Prompt:
Pull out the lines from the one containing "- person-body-icon: [578, 618, 630, 631]" through the one containing "- legend-label-2025: 2025", inclusive, and reproduce them unchanged.
++++ Records for processing
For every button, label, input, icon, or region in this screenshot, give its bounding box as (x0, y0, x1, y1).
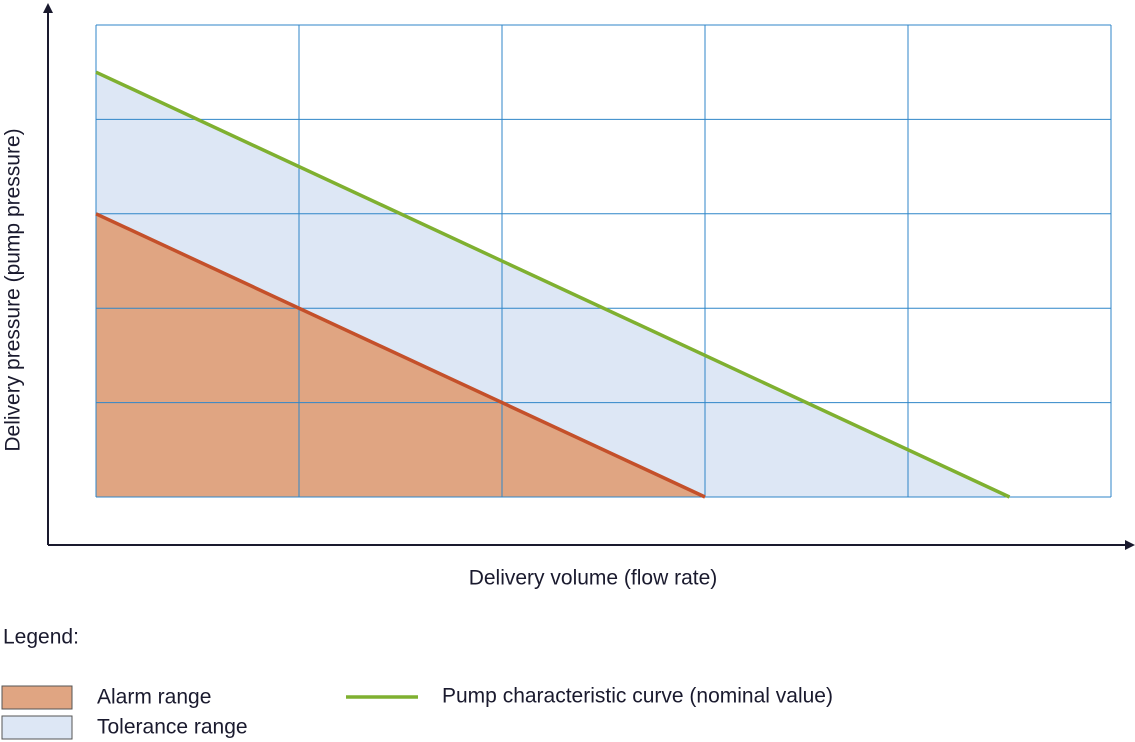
legend-label: Tolerance range (97, 716, 248, 739)
legend-swatch (1, 715, 73, 740)
legend-label: Alarm range (97, 686, 211, 709)
plot-area (95, 24, 1112, 499)
x-axis-label: Delivery volume (flow rate) (469, 567, 718, 590)
legend-title: Legend: (3, 626, 79, 649)
line (95, 212, 706, 499)
legend-swatch (1, 685, 73, 710)
y-axis-label: Delivery pressure (pump pressure) (2, 128, 25, 451)
legend: Tolerance range Alarm range Pump character… (1, 685, 833, 740)
legend-label: Pump characteristic curve (nominal value… (442, 685, 833, 708)
line (95, 70, 1011, 499)
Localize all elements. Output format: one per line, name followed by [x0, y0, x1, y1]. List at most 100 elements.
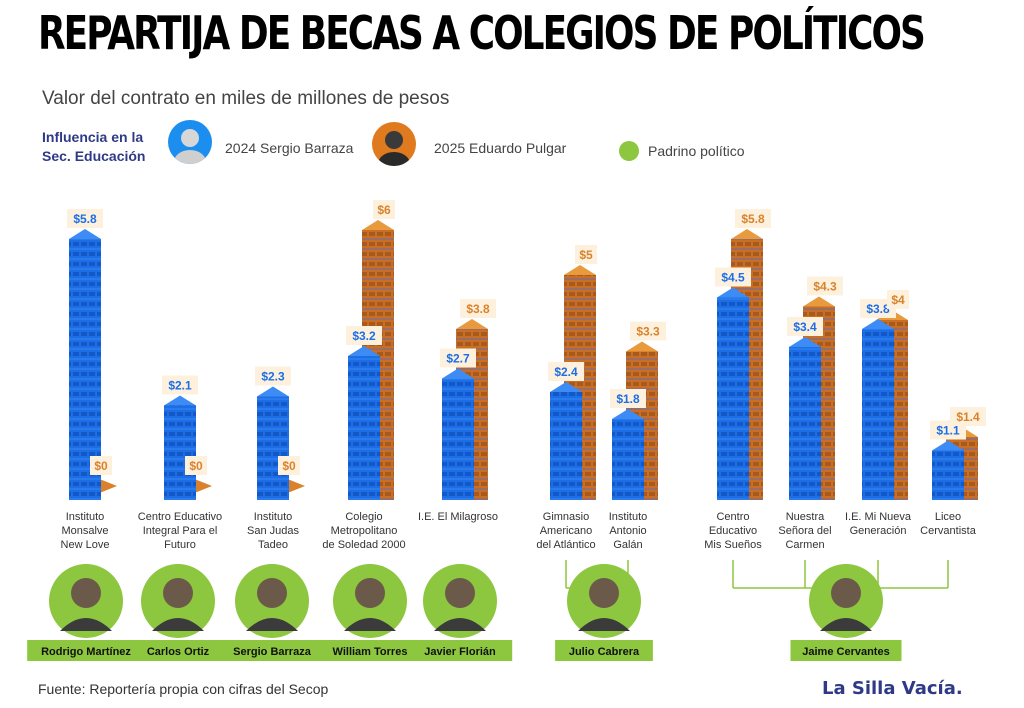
- person-body-icon: [578, 618, 630, 631]
- data-label-2024-bg: [440, 348, 476, 368]
- data-label-2024: $2.1: [168, 379, 192, 393]
- chart-subtitle: Valor del contrato en miles de millones …: [42, 88, 450, 109]
- padrino-tag: [407, 640, 513, 661]
- person-body-icon: [434, 618, 486, 631]
- person-icon: [445, 578, 475, 608]
- padrino-tag: [555, 640, 653, 661]
- padrino-tag: [790, 640, 902, 661]
- bar-2025-zero-mark: [192, 478, 212, 494]
- person-icon: [174, 129, 206, 164]
- bar-2025-cap: [803, 296, 835, 307]
- data-label-2025-bg: [630, 321, 666, 341]
- person-body-icon: [820, 618, 872, 631]
- padrino-name: Sergio Barraza: [233, 646, 312, 658]
- data-label-2024-bg: [255, 366, 291, 386]
- legend-label-2025: 2025 Eduardo Pulgar: [434, 140, 567, 156]
- data-label-2025: $0: [282, 459, 296, 473]
- data-label-2024-bg: [67, 209, 103, 228]
- bar-2024-cap: [257, 386, 289, 397]
- category-label: Mis Sueños: [704, 539, 762, 551]
- category-label: Monsalve: [61, 525, 108, 537]
- data-label-2025-bg: [185, 456, 207, 475]
- data-label-2025: $1.4: [956, 410, 980, 424]
- legend-label-2024: 2024 Sergio Barraza: [225, 140, 354, 156]
- source-note: Fuente: Reportería propia con cifras del…: [38, 681, 329, 697]
- data-label-2025: $4: [891, 293, 905, 307]
- data-label-2025: $0: [94, 459, 108, 473]
- data-label-2025: $3.8: [466, 302, 490, 316]
- category-label: New Love: [61, 539, 110, 551]
- category-label: Americano: [540, 525, 593, 537]
- data-label-2024-bg: [715, 267, 751, 287]
- data-label-2025: $3.3: [636, 325, 660, 339]
- padrino-dot-icon: [619, 141, 639, 161]
- category-label: Gimnasio: [543, 511, 589, 523]
- padrino-name: Javier Florián: [424, 646, 496, 658]
- bar-2025-zero-mark: [97, 478, 117, 494]
- person-icon: [71, 578, 101, 608]
- bar-2024: [257, 396, 289, 500]
- data-label-2024: $2.7: [446, 352, 470, 366]
- category-label: Metropolitano: [331, 525, 398, 537]
- data-label-2024-bg: [610, 389, 646, 408]
- data-label-2025-bg: [278, 456, 300, 475]
- bar-2024-cap: [789, 337, 821, 347]
- data-label-2024-bg: [787, 317, 823, 336]
- bar-2024-cap: [69, 229, 101, 239]
- data-label-2025-bg: [950, 407, 986, 426]
- data-label-2024: $4.5: [721, 271, 745, 285]
- category-label: I.E. El Milagroso: [418, 511, 498, 523]
- padrino-tag: [27, 640, 145, 661]
- bar-2024: [717, 297, 749, 500]
- bar-2024-cap: [862, 319, 894, 329]
- data-label-2024: $1.8: [616, 392, 640, 406]
- page-title: REPARTIJA DE BECAS A COLEGIOS DE POLÍTIC…: [38, 6, 926, 60]
- bar-2025-cap: [362, 220, 394, 230]
- data-label-2024: $5.8: [73, 212, 97, 226]
- data-label-2024: $3.4: [793, 320, 817, 334]
- category-label: del Atlántico: [536, 539, 595, 551]
- person-icon: [257, 578, 287, 608]
- bar-2025-cap: [731, 229, 763, 239]
- category-label: Educativo: [709, 525, 757, 537]
- bar-2024: [612, 419, 644, 500]
- category-label: Cervantista: [920, 525, 977, 537]
- category-label: Liceo: [935, 511, 961, 523]
- data-label-2024: $2.4: [554, 365, 578, 379]
- category-label: Instituto: [609, 511, 648, 523]
- bar-2025-cap: [564, 265, 596, 275]
- category-label: Instituto: [66, 511, 105, 523]
- data-label-2024-bg: [548, 362, 584, 381]
- bar-2024-cap: [717, 287, 749, 298]
- category-label: de Soledad 2000: [322, 539, 405, 551]
- data-label-2025-bg: [460, 299, 496, 318]
- legend-avatar-2025: [372, 122, 416, 166]
- category-label: Centro Educativo: [138, 511, 222, 523]
- data-label-2025: $5: [579, 248, 593, 262]
- category-label: Nuestra: [786, 511, 825, 523]
- person-icon: [831, 578, 861, 608]
- bar-2024: [348, 356, 380, 500]
- data-label-2025-bg: [807, 276, 843, 296]
- padrino-name: Carlos Ortiz: [147, 646, 210, 658]
- person-body-icon: [60, 618, 112, 631]
- padrino-name: William Torres: [333, 646, 408, 658]
- padrino-name: Jaime Cervantes: [802, 646, 889, 658]
- category-label: Antonio: [609, 525, 646, 537]
- category-label: San Judas: [247, 525, 299, 537]
- bar-2024-cap: [164, 395, 196, 406]
- person-icon: [589, 578, 619, 608]
- category-label: Carmen: [785, 539, 824, 551]
- legend-avatar-2024: [168, 120, 212, 164]
- data-label-2025-bg: [887, 290, 909, 309]
- category-label: Tadeo: [258, 539, 288, 551]
- category-label: Instituto: [254, 511, 293, 523]
- person-body-icon: [344, 618, 396, 631]
- data-label-2025: $4.3: [813, 280, 837, 294]
- brand-text: La Silla Vacía.: [822, 678, 963, 699]
- data-label-2024-bg: [162, 375, 198, 395]
- bar-2024: [550, 392, 582, 500]
- person-icon: [355, 578, 385, 608]
- padrino-name: Julio Cabrera: [569, 646, 640, 658]
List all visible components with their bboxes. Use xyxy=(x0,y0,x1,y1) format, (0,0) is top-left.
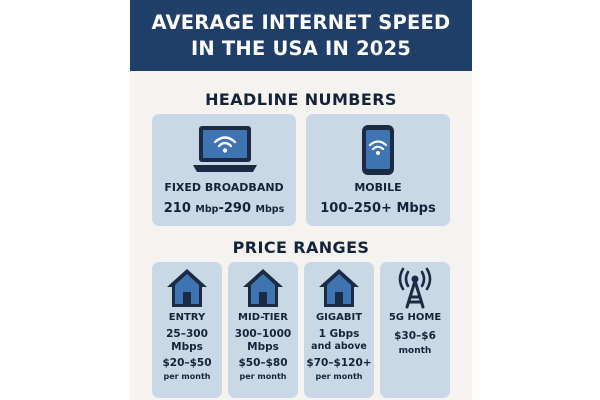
mid-tier-label: MID-TIER xyxy=(238,312,288,323)
5g-home-per-month: month xyxy=(398,346,432,356)
mobile-speed: 100–250+ Mbps xyxy=(320,201,436,216)
mid-tier-card: MID-TIER 300–1000 Mbps $50–$80 per month xyxy=(228,262,298,398)
house-icon xyxy=(319,269,359,307)
gigabit-label: GIGABIT xyxy=(315,312,363,323)
gigabit-per-month: per month xyxy=(315,372,363,381)
mid-tier-speed-unit: Mbps xyxy=(247,341,279,353)
mid-tier-price: $50–$80 xyxy=(238,357,288,369)
speed-value-low: 210 xyxy=(163,201,191,216)
infographic: AVERAGE INTERNET SPEED IN THE USA IN 202… xyxy=(130,0,472,400)
gigabit-speed-note: and above xyxy=(311,341,367,352)
entry-tier-card: ENTRY 25–300 Mbps $20–$50 per month xyxy=(152,262,222,398)
house-icon xyxy=(243,269,283,307)
title-banner: AVERAGE INTERNET SPEED IN THE USA IN 202… xyxy=(130,0,472,71)
speed-unit-high: Mbps xyxy=(255,204,285,215)
house-icon xyxy=(167,269,207,307)
phone-wifi-icon xyxy=(362,125,394,175)
entry-per-month: per month xyxy=(163,372,211,381)
entry-price: $20–$50 xyxy=(162,357,212,369)
cell-tower-icon xyxy=(398,267,432,309)
fixed-broadband-speed: 210 Mbp-290 Mbps xyxy=(152,201,296,216)
headline-numbers-heading: HEADLINE NUMBERS xyxy=(205,90,397,109)
gigabit-speed: 1 Gbps xyxy=(318,328,360,340)
gigabit-tier-card: GIGABIT 1 Gbps and above $70–$120+ per m… xyxy=(304,262,374,398)
title-line-2: IN THE USA IN 2025 xyxy=(190,36,412,60)
5g-home-price: $30–$6 xyxy=(394,330,436,342)
entry-speed: 25–300 xyxy=(166,328,208,340)
title-line-1: AVERAGE INTERNET SPEED xyxy=(151,10,451,34)
fixed-broadband-label: FIXED BROADBAND xyxy=(164,181,284,194)
5g-home-card: 5G HOME $30–$6 month xyxy=(380,262,450,398)
mobile-card: MOBILE 100–250+ Mbps xyxy=(306,114,450,226)
5g-home-label: 5G HOME xyxy=(388,312,442,323)
gigabit-price: $70–$120+ xyxy=(306,357,372,369)
entry-speed-unit: Mbps xyxy=(171,341,203,353)
mobile-label: MOBILE xyxy=(354,181,402,194)
speed-unit-low: Mbp xyxy=(195,204,219,215)
mid-tier-per-month: per month xyxy=(239,372,287,381)
speed-value-high: -290 xyxy=(218,201,252,216)
fixed-broadband-card: FIXED BROADBAND 210 Mbp-290 Mbps xyxy=(152,114,296,226)
laptop-wifi-icon xyxy=(193,126,257,172)
entry-label: ENTRY xyxy=(168,312,206,323)
mid-tier-speed: 300–1000 xyxy=(234,328,292,340)
price-ranges-heading: PRICE RANGES xyxy=(232,238,370,257)
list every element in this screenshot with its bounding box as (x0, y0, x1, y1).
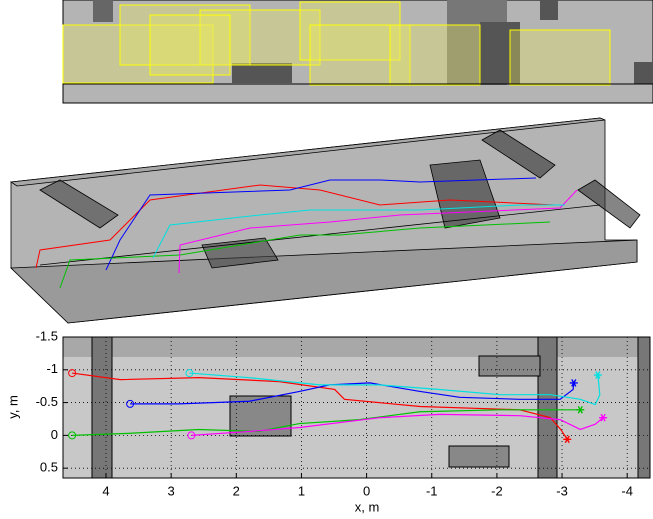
++++++++
Completed exercise:
- person-body-icon: [578, 618, 630, 631]
- data-label-2024-bg: [440, 348, 476, 368]
- data-label-2024: $2.1: [168, 379, 192, 393]
- chart-subtitle: Valor del contrato en miles de millones …: [42, 88, 450, 109]
- padrino-tag: [407, 640, 513, 661]
- person-body-icon: [434, 618, 486, 631]
- person-icon: [445, 578, 475, 608]
- padrino-tag: [555, 640, 653, 661]
- padrino-tag: [790, 640, 902, 661]
- bar-2025-zero-mark: [192, 478, 212, 494]
- person-icon: [174, 129, 206, 164]
- bar-2025-cap: [803, 296, 835, 307]
- data-label-2025-bg: [630, 321, 666, 341]
- person-body-icon: [820, 618, 872, 631]
- padrino-name: Sergio Barraza: [233, 646, 312, 658]
- data-label-2024-bg: [255, 366, 291, 386]
- legend-label-2025: 2025 Eduardo Pulgar: [434, 140, 567, 156]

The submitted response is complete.